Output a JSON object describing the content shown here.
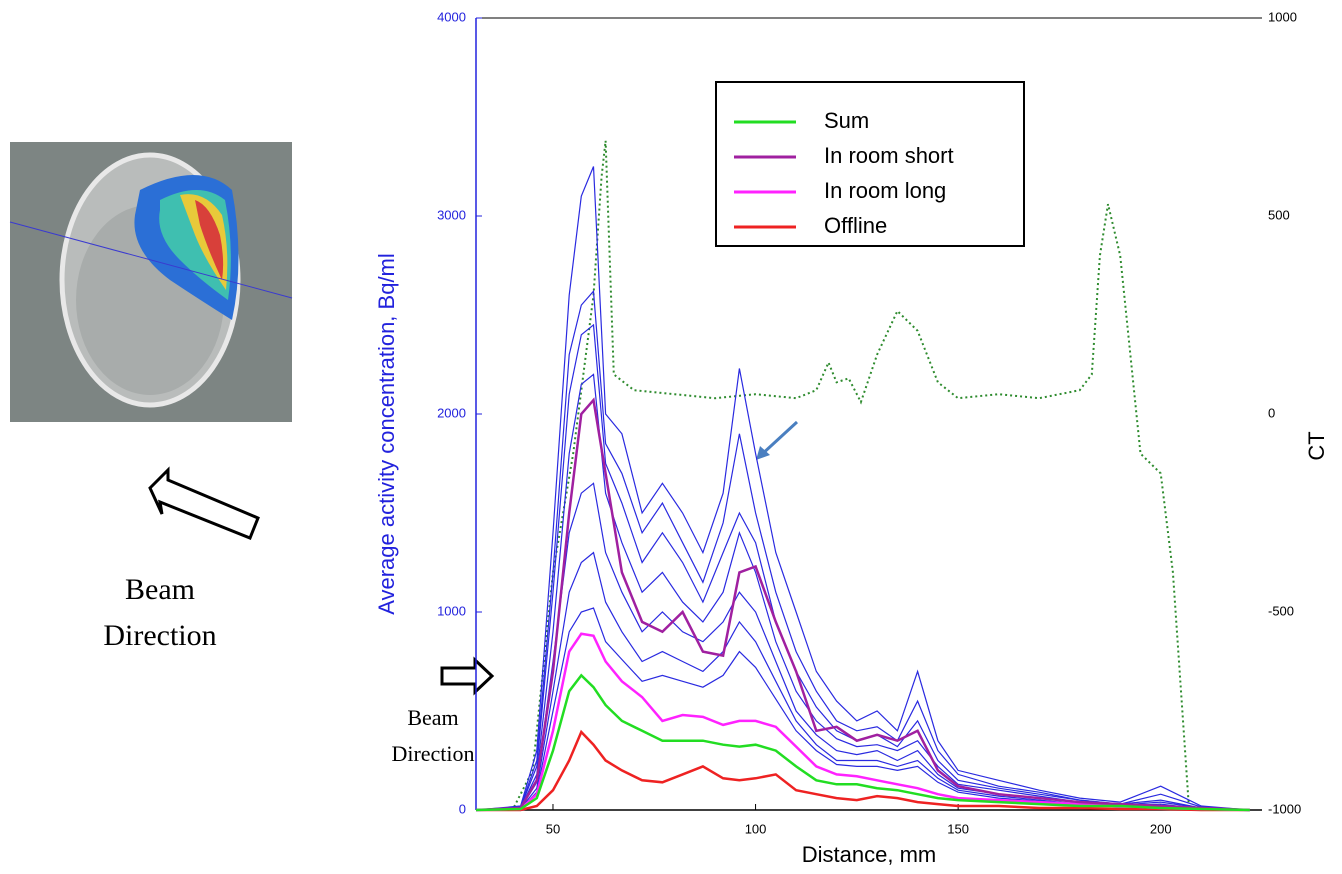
{
  "chart_data": {
    "type": "line",
    "y_label": "Average activity concentration, Bq/ml",
    "x_label": "Distance, mm",
    "y2_label": "CT",
    "y_axis_color": "#2222dd",
    "y2_axis_color": "#2e8b2e",
    "annotations": [
      {
        "lines": [
          "Beam",
          "Direction"
        ]
      },
      {
        "lines": [
          "Beam",
          "Direction"
        ]
      }
    ],
    "xlim": [
      31,
      225
    ],
    "xticks": [
      50,
      100,
      150,
      200
    ],
    "ylim": [
      0,
      4000
    ],
    "yticks": [
      0,
      1000,
      2000,
      3000,
      4000
    ],
    "y2lim": [
      -1000,
      1000
    ],
    "y2ticks": [
      -1000,
      -500,
      0,
      500,
      1000
    ],
    "x": [
      31,
      42,
      46,
      50,
      54,
      57,
      60,
      63,
      67,
      72,
      77,
      82,
      87,
      92,
      96,
      100,
      105,
      110,
      115,
      120,
      125,
      130,
      135,
      140,
      145,
      150,
      160,
      170,
      180,
      190,
      200,
      210,
      222
    ],
    "series": [
      {
        "name": "Sum",
        "color": "#22dd22",
        "values": [
          0,
          5,
          60,
          300,
          600,
          680,
          620,
          530,
          450,
          400,
          350,
          350,
          350,
          330,
          320,
          330,
          300,
          220,
          150,
          130,
          130,
          110,
          100,
          80,
          60,
          50,
          40,
          30,
          20,
          20,
          10,
          5,
          0
        ]
      },
      {
        "name": "In room short",
        "color": "#a020a0",
        "values": [
          0,
          10,
          150,
          700,
          1500,
          2000,
          2070,
          1700,
          1200,
          950,
          900,
          1000,
          800,
          780,
          1200,
          1230,
          950,
          700,
          400,
          420,
          350,
          380,
          350,
          400,
          200,
          120,
          80,
          60,
          40,
          30,
          20,
          10,
          0
        ]
      },
      {
        "name": "In room long",
        "color": "#ff22ff",
        "values": [
          0,
          5,
          80,
          400,
          800,
          890,
          880,
          750,
          650,
          570,
          450,
          480,
          470,
          430,
          450,
          450,
          420,
          320,
          220,
          180,
          170,
          150,
          130,
          110,
          80,
          60,
          50,
          40,
          30,
          20,
          10,
          5,
          0
        ]
      },
      {
        "name": "Offline",
        "color": "#ee2222",
        "values": [
          0,
          0,
          20,
          100,
          250,
          394,
          330,
          250,
          200,
          150,
          140,
          180,
          220,
          160,
          150,
          160,
          180,
          100,
          80,
          60,
          50,
          70,
          60,
          40,
          30,
          20,
          20,
          10,
          10,
          5,
          5,
          0,
          0
        ]
      },
      {
        "color": "#2a2ae0",
        "values": [
          0,
          20,
          300,
          1400,
          2600,
          3100,
          3250,
          2000,
          1900,
          1500,
          1650,
          1500,
          1300,
          1600,
          2230,
          1800,
          1300,
          1000,
          700,
          550,
          450,
          500,
          400,
          700,
          350,
          200,
          150,
          100,
          60,
          40,
          120,
          20,
          0
        ]
      },
      {
        "color": "#2a2ae0",
        "values": [
          0,
          15,
          250,
          1200,
          2300,
          2550,
          2620,
          1850,
          1700,
          1400,
          1550,
          1350,
          1150,
          1450,
          1900,
          1500,
          1100,
          800,
          600,
          450,
          400,
          420,
          350,
          550,
          300,
          180,
          120,
          90,
          50,
          30,
          80,
          15,
          0
        ]
      },
      {
        "color": "#2a2ae0",
        "values": [
          0,
          12,
          220,
          1100,
          2100,
          2400,
          2450,
          1750,
          1550,
          1250,
          1400,
          1250,
          1050,
          1300,
          1500,
          1350,
          950,
          700,
          520,
          400,
          350,
          380,
          320,
          450,
          250,
          150,
          110,
          80,
          50,
          30,
          50,
          10,
          0
        ]
      },
      {
        "color": "#2a2ae0",
        "values": [
          0,
          10,
          180,
          900,
          1800,
          2150,
          2200,
          1600,
          1350,
          1100,
          1200,
          1050,
          950,
          1100,
          1400,
          1200,
          850,
          600,
          450,
          360,
          320,
          330,
          300,
          350,
          220,
          130,
          100,
          70,
          40,
          25,
          40,
          10,
          0
        ]
      },
      {
        "color": "#2a2ae0",
        "values": [
          0,
          8,
          140,
          750,
          1400,
          1600,
          1650,
          1300,
          1100,
          900,
          1000,
          900,
          850,
          950,
          1100,
          1000,
          750,
          500,
          380,
          300,
          280,
          300,
          250,
          300,
          180,
          110,
          80,
          60,
          40,
          20,
          30,
          5,
          0
        ]
      },
      {
        "color": "#2a2ae0",
        "values": [
          0,
          6,
          110,
          600,
          1100,
          1250,
          1300,
          1050,
          900,
          750,
          800,
          750,
          700,
          800,
          950,
          850,
          650,
          450,
          330,
          250,
          250,
          250,
          220,
          250,
          160,
          100,
          70,
          50,
          30,
          20,
          20,
          5,
          0
        ]
      },
      {
        "color": "#2a2ae0",
        "values": [
          0,
          5,
          90,
          500,
          900,
          1000,
          1020,
          850,
          760,
          650,
          680,
          650,
          620,
          680,
          800,
          720,
          560,
          400,
          300,
          230,
          220,
          220,
          200,
          220,
          140,
          90,
          60,
          45,
          30,
          15,
          15,
          5,
          0
        ]
      },
      {
        "color": "#2e8b2e",
        "axis": "y2",
        "dotted": true,
        "x": [
          31,
          40,
          45,
          50,
          55,
          60,
          62,
          63,
          65,
          70,
          80,
          90,
          100,
          110,
          115,
          118,
          120,
          123,
          126,
          130,
          135,
          138,
          140,
          145,
          150,
          160,
          170,
          180,
          183,
          185,
          187,
          190,
          195,
          200,
          203,
          207,
          210,
          222
        ],
        "values": [
          -1000,
          -1000,
          -900,
          -400,
          -100,
          300,
          600,
          690,
          100,
          60,
          50,
          40,
          50,
          40,
          60,
          130,
          80,
          90,
          30,
          150,
          260,
          230,
          210,
          80,
          40,
          50,
          40,
          60,
          100,
          400,
          530,
          400,
          -100,
          -150,
          -400,
          -1000,
          -1000,
          -1000
        ]
      }
    ]
  }
}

Task
Word for word, quote the lines above. Omit the pictures.

Reply
Output a JSON object describing the content shown here.
{
  "chart_data": {
    "type": "line",
    "y_label": "Average activity concentration, Bq/ml",
    "x_label": "Distance, mm",
    "y2_label": "CT",
    "y_axis_color": "#2222dd",
    "y2_axis_color": "#2e8b2e",
    "annotations": [
      {
        "lines": [
          "Beam",
          "Direction"
        ]
      },
      {
        "lines": [
          "Beam",
          "Direction"
        ]
      }
    ],
    "xlim": [
      31,
      225
    ],
    "xticks": [
      50,
      100,
      150,
      200
    ],
    "ylim": [
      0,
      4000
    ],
    "yticks": [
      0,
      1000,
      2000,
      3000,
      4000
    ],
    "y2lim": [
      -1000,
      1000
    ],
    "y2ticks": [
      -1000,
      -500,
      0,
      500,
      1000
    ],
    "x": [
      31,
      42,
      46,
      50,
      54,
      57,
      60,
      63,
      67,
      72,
      77,
      82,
      87,
      92,
      96,
      100,
      105,
      110,
      115,
      120,
      125,
      130,
      135,
      140,
      145,
      150,
      160,
      170,
      180,
      190,
      200,
      210,
      222
    ],
    "series": [
      {
        "name": "Sum",
        "color": "#22dd22",
        "values": [
          0,
          5,
          60,
          300,
          600,
          680,
          620,
          530,
          450,
          400,
          350,
          350,
          350,
          330,
          320,
          330,
          300,
          220,
          150,
          130,
          130,
          110,
          100,
          80,
          60,
          50,
          40,
          30,
          20,
          20,
          10,
          5,
          0
        ]
      },
      {
        "name": "In room short",
        "color": "#a020a0",
        "values": [
          0,
          10,
          150,
          700,
          1500,
          2000,
          2070,
          1700,
          1200,
          950,
          900,
          1000,
          800,
          780,
          1200,
          1230,
          950,
          700,
          400,
          420,
          350,
          380,
          350,
          400,
          200,
          120,
          80,
          60,
          40,
          30,
          20,
          10,
          0
        ]
      },
      {
        "name": "In room long",
        "color": "#ff22ff",
        "values": [
          0,
          5,
          80,
          400,
          800,
          890,
          880,
          750,
          650,
          570,
          450,
          480,
          470,
          430,
          450,
          450,
          420,
          320,
          220,
          180,
          170,
          150,
          130,
          110,
          80,
          60,
          50,
          40,
          30,
          20,
          10,
          5,
          0
        ]
      },
      {
        "name": "Offline",
        "color": "#ee2222",
        "values": [
          0,
          0,
          20,
          100,
          250,
          394,
          330,
          250,
          200,
          150,
          140,
          180,
          220,
          160,
          150,
          160,
          180,
          100,
          80,
          60,
          50,
          70,
          60,
          40,
          30,
          20,
          20,
          10,
          10,
          5,
          5,
          0,
          0
        ]
      },
      {
        "color": "#2a2ae0",
        "values": [
          0,
          20,
          300,
          1400,
          2600,
          3100,
          3250,
          2000,
          1900,
          1500,
          1650,
          1500,
          1300,
          1600,
          2230,
          1800,
          1300,
          1000,
          700,
          550,
          450,
          500,
          400,
          700,
          350,
          200,
          150,
          100,
          60,
          40,
          120,
          20,
          0
        ]
      },
      {
        "color": "#2a2ae0",
        "values": [
          0,
          15,
          250,
          1200,
          2300,
          2550,
          2620,
          1850,
          1700,
          1400,
          1550,
          1350,
          1150,
          1450,
          1900,
          1500,
          1100,
          800,
          600,
          450,
          400,
          420,
          350,
          550,
          300,
          180,
          120,
          90,
          50,
          30,
          80,
          15,
          0
        ]
      },
      {
        "color": "#2a2ae0",
        "values": [
          0,
          12,
          220,
          1100,
          2100,
          2400,
          2450,
          1750,
          1550,
          1250,
          1400,
          1250,
          1050,
          1300,
          1500,
          1350,
          950,
          700,
          520,
          400,
          350,
          380,
          320,
          450,
          250,
          150,
          110,
          80,
          50,
          30,
          50,
          10,
          0
        ]
      },
      {
        "color": "#2a2ae0",
        "values": [
          0,
          10,
          180,
          900,
          1800,
          2150,
          2200,
          1600,
          1350,
          1100,
          1200,
          1050,
          950,
          1100,
          1400,
          1200,
          850,
          600,
          450,
          360,
          320,
          330,
          300,
          350,
          220,
          130,
          100,
          70,
          40,
          25,
          40,
          10,
          0
        ]
      },
      {
        "color": "#2a2ae0",
        "values": [
          0,
          8,
          140,
          750,
          1400,
          1600,
          1650,
          1300,
          1100,
          900,
          1000,
          900,
          850,
          950,
          1100,
          1000,
          750,
          500,
          380,
          300,
          280,
          300,
          250,
          300,
          180,
          110,
          80,
          60,
          40,
          20,
          30,
          5,
          0
        ]
      },
      {
        "color": "#2a2ae0",
        "values": [
          0,
          6,
          110,
          600,
          1100,
          1250,
          1300,
          1050,
          900,
          750,
          800,
          750,
          700,
          800,
          950,
          850,
          650,
          450,
          330,
          250,
          250,
          250,
          220,
          250,
          160,
          100,
          70,
          50,
          30,
          20,
          20,
          5,
          0
        ]
      },
      {
        "color": "#2a2ae0",
        "values": [
          0,
          5,
          90,
          500,
          900,
          1000,
          1020,
          850,
          760,
          650,
          680,
          650,
          620,
          680,
          800,
          720,
          560,
          400,
          300,
          230,
          220,
          220,
          200,
          220,
          140,
          90,
          60,
          45,
          30,
          15,
          15,
          5,
          0
        ]
      },
      {
        "color": "#2e8b2e",
        "axis": "y2",
        "dotted": true,
        "x": [
          31,
          40,
          45,
          50,
          55,
          60,
          62,
          63,
          65,
          70,
          80,
          90,
          100,
          110,
          115,
          118,
          120,
          123,
          126,
          130,
          135,
          138,
          140,
          145,
          150,
          160,
          170,
          180,
          183,
          185,
          187,
          190,
          195,
          200,
          203,
          207,
          210,
          222
        ],
        "values": [
          -1000,
          -1000,
          -900,
          -400,
          -100,
          300,
          600,
          690,
          100,
          60,
          50,
          40,
          50,
          40,
          60,
          130,
          80,
          90,
          30,
          150,
          260,
          230,
          210,
          80,
          40,
          50,
          40,
          60,
          100,
          400,
          530,
          400,
          -100,
          -150,
          -400,
          -1000,
          -1000,
          -1000
        ]
      }
    ]
  }
}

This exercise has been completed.